### [What is being asked]
How many lines in the data below contain the string "take"? Reply with the number alone.

### [Stored data entries]

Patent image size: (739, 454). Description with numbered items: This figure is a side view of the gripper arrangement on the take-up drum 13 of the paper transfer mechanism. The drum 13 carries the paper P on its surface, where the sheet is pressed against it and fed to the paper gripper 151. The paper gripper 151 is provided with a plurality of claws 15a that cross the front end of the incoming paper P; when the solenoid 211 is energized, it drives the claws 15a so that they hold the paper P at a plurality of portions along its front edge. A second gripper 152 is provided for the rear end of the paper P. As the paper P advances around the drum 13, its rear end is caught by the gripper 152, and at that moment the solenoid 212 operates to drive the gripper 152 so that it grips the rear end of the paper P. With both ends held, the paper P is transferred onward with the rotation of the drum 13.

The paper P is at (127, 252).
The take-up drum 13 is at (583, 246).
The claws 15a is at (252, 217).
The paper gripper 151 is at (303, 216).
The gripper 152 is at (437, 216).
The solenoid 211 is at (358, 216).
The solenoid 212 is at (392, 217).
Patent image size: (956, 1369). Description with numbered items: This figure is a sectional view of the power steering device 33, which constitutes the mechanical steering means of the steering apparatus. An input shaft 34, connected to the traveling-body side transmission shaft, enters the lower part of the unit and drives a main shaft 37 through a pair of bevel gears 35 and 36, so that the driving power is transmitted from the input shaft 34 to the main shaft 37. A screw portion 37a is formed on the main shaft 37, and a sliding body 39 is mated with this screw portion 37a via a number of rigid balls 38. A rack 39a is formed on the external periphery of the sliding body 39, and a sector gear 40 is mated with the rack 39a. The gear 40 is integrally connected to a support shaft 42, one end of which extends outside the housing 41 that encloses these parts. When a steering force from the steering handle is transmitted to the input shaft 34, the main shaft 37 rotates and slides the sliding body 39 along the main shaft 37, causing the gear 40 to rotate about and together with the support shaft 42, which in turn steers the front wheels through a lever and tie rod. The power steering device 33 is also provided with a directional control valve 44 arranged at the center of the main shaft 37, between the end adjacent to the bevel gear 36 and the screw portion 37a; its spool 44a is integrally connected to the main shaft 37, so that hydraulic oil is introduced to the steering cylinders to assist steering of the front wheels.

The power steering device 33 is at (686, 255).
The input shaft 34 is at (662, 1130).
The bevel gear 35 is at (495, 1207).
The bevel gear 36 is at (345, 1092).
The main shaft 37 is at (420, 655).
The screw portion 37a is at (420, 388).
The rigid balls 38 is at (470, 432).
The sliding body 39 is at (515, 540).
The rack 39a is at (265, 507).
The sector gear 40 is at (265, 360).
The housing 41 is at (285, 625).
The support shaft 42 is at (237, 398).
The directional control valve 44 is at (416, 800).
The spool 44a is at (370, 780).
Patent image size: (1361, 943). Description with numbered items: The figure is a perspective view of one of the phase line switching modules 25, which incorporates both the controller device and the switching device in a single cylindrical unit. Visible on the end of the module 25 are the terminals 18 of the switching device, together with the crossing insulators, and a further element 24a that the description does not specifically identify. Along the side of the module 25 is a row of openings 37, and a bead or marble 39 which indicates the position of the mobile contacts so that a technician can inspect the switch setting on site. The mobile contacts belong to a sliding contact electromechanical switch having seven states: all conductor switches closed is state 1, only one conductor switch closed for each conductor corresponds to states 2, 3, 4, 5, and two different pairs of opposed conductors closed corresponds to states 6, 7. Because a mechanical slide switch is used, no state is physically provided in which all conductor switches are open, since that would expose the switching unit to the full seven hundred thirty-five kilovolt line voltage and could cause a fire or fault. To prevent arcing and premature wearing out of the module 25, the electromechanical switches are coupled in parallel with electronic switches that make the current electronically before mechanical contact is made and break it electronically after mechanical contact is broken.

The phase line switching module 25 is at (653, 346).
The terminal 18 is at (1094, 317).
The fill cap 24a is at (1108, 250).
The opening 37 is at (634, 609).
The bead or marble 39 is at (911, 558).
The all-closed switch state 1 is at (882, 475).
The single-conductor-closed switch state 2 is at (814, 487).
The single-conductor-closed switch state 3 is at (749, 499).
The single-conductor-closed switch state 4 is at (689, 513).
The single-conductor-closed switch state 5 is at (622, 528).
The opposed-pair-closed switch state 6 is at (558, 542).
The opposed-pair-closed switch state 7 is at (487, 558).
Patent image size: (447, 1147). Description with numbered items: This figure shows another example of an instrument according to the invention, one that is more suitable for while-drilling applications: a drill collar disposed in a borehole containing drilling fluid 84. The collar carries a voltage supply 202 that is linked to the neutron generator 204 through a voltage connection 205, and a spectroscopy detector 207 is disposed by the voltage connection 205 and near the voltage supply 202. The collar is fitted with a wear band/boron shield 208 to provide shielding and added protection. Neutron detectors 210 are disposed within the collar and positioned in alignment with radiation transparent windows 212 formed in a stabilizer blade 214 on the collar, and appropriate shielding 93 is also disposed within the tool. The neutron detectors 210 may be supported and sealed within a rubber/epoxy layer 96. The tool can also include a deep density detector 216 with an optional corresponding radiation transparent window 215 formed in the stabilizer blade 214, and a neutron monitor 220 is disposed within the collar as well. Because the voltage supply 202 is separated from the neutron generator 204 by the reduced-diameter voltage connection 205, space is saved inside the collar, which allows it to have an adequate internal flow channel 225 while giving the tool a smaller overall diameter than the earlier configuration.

### [Answer to this exercise]
2